_Stated exercise:_ Scan the lines below for the word "ylabel". Copy each line you find it in.
# Provided material start
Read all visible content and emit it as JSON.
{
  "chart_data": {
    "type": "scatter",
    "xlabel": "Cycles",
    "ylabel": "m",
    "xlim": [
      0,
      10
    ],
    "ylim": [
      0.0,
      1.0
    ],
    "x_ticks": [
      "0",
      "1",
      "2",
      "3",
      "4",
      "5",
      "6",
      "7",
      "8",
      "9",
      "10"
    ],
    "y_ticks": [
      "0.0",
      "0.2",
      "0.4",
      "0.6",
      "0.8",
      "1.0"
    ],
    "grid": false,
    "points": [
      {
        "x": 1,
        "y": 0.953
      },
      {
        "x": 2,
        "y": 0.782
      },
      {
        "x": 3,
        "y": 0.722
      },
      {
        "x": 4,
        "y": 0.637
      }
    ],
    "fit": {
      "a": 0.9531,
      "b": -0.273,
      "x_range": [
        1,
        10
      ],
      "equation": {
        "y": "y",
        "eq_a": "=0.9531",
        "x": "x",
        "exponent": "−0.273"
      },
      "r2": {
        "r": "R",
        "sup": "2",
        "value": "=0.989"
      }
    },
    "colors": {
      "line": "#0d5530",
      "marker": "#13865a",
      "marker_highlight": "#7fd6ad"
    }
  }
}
# Provided material end
# Provided material start
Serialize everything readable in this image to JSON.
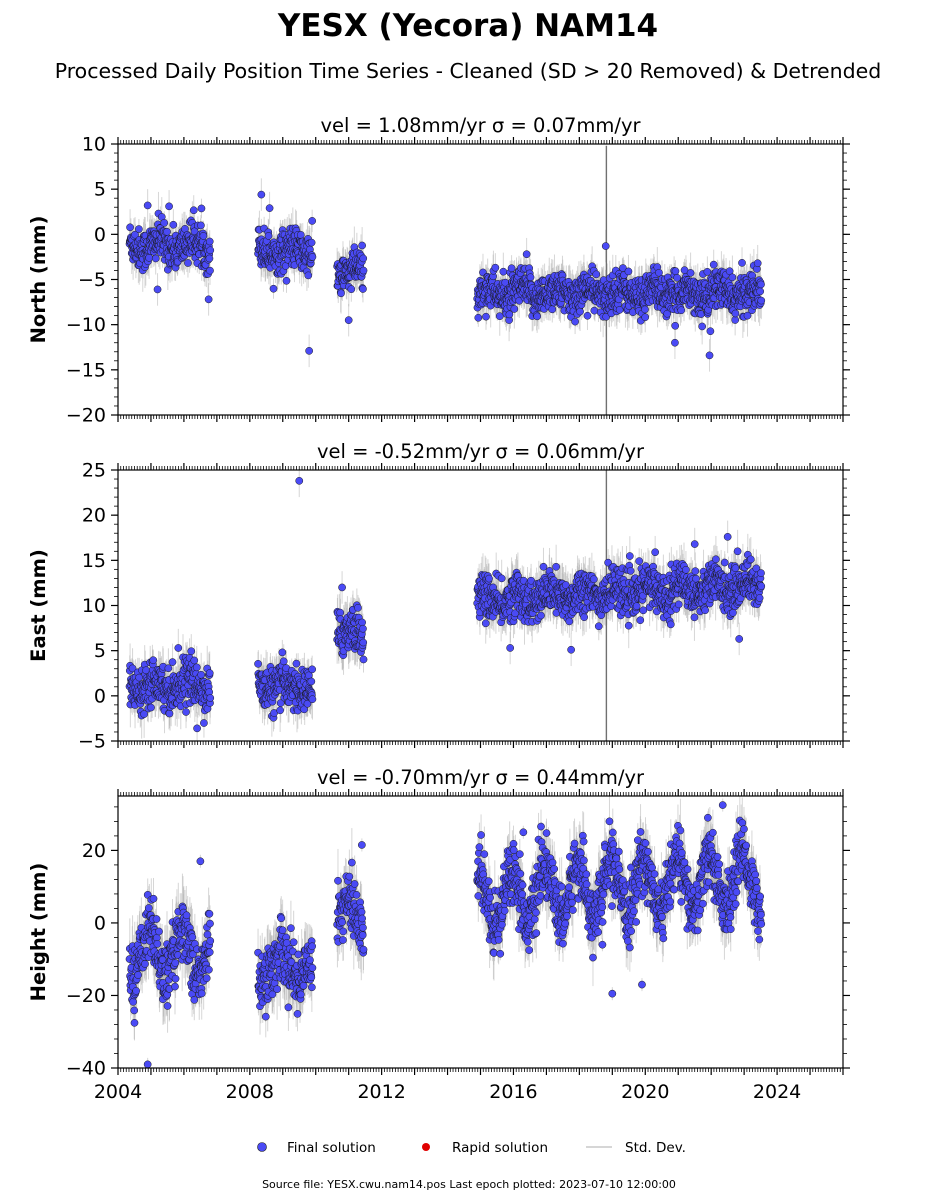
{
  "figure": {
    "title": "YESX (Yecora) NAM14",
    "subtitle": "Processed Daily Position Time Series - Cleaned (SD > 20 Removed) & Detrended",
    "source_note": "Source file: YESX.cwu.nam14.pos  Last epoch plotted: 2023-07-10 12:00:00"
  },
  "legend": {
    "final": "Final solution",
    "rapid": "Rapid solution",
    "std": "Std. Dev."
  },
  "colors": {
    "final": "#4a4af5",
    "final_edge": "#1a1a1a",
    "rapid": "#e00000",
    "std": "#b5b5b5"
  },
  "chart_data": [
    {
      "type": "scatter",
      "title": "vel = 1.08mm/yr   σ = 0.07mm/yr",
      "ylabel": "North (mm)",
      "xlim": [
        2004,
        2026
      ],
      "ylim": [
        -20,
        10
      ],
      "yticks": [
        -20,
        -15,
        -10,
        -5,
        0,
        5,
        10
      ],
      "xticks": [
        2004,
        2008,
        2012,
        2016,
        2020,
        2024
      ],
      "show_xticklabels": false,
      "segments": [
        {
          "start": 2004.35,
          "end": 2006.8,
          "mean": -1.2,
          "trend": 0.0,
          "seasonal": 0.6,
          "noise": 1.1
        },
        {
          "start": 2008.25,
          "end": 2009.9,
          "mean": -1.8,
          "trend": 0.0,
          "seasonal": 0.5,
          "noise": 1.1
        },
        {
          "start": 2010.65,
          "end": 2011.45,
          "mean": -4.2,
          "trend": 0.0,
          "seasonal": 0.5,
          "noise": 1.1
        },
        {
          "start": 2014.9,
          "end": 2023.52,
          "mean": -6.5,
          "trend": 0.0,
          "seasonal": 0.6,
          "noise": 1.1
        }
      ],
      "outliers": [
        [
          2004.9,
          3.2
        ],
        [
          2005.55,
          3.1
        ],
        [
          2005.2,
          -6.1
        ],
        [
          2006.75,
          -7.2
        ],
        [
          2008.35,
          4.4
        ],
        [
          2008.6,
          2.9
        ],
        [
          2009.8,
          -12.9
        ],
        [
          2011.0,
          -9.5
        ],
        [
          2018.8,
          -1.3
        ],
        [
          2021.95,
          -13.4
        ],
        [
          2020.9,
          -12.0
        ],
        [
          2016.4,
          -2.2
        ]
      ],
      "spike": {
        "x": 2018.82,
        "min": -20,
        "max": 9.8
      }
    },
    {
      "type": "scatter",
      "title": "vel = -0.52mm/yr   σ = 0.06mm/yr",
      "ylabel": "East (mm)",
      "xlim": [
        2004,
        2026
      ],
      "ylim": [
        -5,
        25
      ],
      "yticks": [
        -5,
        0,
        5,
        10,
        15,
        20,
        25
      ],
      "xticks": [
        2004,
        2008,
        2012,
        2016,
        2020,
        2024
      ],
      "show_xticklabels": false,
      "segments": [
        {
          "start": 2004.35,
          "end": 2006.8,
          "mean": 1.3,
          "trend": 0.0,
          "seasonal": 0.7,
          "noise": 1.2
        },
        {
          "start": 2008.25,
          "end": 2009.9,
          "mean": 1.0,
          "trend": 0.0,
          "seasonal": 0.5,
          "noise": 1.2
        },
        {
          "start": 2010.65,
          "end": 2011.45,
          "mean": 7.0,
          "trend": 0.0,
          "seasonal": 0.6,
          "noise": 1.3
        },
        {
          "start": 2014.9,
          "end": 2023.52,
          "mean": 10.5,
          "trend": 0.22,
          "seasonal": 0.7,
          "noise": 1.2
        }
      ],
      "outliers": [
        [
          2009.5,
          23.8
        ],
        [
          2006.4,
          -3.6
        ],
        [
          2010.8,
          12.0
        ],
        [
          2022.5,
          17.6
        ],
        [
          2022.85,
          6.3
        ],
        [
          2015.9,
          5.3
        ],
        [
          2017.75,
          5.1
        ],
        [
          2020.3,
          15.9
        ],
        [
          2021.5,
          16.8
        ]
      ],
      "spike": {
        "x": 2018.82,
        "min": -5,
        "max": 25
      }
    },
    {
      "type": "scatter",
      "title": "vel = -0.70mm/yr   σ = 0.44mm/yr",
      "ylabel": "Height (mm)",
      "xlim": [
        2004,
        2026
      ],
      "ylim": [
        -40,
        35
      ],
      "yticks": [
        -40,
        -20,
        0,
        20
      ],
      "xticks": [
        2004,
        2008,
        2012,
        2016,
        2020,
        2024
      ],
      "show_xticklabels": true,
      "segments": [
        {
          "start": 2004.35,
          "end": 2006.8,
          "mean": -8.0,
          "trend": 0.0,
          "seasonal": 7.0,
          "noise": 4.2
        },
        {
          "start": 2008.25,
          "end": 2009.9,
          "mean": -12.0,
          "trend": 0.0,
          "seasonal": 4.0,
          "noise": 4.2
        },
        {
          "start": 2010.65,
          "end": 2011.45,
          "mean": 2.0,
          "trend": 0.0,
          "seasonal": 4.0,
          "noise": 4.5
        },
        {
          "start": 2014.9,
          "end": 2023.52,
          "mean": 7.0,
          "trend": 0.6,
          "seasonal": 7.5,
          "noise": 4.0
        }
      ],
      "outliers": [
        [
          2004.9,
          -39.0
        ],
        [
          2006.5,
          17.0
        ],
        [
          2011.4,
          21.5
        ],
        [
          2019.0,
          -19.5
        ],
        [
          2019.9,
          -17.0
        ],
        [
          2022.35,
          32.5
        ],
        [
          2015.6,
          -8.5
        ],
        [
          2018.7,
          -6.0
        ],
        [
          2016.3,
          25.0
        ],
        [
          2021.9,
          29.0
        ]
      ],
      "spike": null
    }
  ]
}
# Provided material end
# Provided material start
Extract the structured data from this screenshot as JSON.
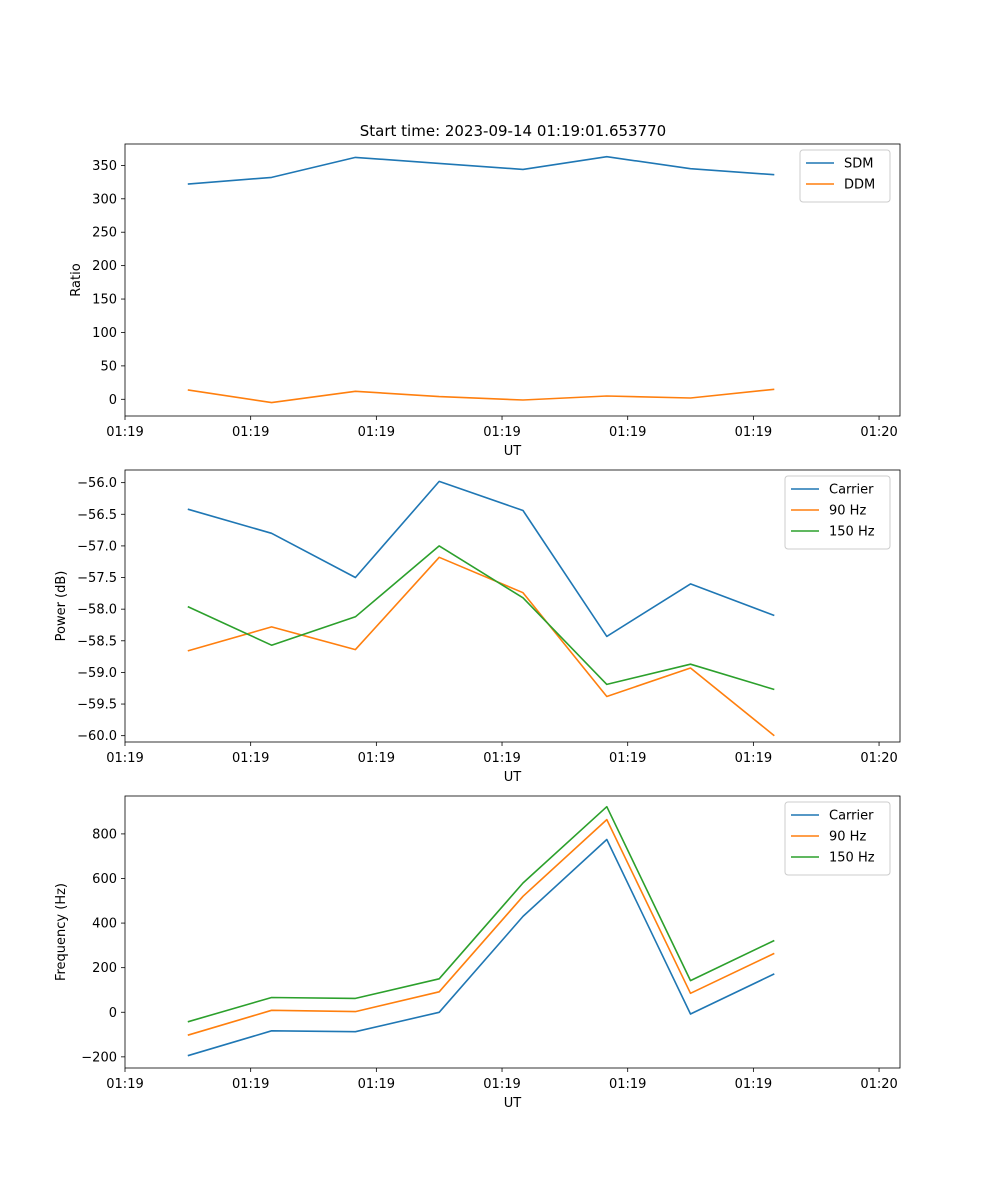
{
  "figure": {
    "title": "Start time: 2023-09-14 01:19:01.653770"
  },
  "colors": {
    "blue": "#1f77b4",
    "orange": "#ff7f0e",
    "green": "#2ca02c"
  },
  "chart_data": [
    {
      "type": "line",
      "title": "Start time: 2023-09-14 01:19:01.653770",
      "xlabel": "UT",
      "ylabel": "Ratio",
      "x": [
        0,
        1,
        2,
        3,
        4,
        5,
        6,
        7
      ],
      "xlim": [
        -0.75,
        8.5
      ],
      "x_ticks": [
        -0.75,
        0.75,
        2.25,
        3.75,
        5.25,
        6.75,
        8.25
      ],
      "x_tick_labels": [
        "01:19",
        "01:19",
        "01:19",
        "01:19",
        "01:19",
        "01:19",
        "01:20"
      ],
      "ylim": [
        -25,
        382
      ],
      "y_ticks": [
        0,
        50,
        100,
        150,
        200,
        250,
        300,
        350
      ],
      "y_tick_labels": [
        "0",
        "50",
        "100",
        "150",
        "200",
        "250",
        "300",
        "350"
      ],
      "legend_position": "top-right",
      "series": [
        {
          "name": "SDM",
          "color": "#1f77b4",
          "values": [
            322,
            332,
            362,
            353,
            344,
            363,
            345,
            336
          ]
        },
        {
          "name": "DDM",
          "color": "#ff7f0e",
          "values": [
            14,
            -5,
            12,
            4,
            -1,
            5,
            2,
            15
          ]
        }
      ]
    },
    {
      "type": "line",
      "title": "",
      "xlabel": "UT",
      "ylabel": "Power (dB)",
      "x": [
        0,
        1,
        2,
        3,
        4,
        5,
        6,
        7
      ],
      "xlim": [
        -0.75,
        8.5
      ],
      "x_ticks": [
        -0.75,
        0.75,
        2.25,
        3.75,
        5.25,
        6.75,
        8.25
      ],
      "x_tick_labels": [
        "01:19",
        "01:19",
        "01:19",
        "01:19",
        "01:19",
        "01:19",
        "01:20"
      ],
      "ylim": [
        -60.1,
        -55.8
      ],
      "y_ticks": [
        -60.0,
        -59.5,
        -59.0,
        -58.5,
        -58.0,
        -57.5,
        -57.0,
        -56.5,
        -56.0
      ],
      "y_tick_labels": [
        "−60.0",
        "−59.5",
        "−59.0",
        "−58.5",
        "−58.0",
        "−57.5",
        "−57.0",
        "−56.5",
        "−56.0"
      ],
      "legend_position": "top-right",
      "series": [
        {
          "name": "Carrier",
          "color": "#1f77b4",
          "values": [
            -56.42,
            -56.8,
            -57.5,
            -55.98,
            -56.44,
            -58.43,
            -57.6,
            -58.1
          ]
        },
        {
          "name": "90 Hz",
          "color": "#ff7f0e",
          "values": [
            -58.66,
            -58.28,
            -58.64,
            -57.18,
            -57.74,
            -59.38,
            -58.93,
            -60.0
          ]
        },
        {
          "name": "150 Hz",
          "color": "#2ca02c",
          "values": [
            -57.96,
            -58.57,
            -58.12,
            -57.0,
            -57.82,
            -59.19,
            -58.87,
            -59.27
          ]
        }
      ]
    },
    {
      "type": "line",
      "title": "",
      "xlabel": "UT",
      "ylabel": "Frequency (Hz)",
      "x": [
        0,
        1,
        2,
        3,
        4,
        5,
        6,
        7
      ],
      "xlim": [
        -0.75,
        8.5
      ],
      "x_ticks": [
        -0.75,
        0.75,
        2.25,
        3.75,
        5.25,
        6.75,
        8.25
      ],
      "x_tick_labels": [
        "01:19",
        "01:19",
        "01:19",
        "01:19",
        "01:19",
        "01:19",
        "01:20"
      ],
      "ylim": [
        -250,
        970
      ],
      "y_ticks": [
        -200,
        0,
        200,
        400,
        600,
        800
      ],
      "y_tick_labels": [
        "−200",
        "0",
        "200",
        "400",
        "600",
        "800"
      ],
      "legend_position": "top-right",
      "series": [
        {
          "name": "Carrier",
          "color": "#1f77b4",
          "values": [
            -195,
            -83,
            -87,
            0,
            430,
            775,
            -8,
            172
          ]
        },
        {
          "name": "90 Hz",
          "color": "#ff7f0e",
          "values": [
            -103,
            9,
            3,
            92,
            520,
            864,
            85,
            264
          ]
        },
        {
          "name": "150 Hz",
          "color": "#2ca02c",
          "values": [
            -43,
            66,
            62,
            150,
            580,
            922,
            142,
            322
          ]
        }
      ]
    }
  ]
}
# Provided material end
_Result of the task:_
    "ylabel": "m",
      "ylabel": "North (mm)",
      "ylabel": "East (mm)",
      "ylabel": "Height (mm)",
      "ylabel": "Ratio",
      "ylabel": "Power (dB)",
      "ylabel": "Frequency (Hz)",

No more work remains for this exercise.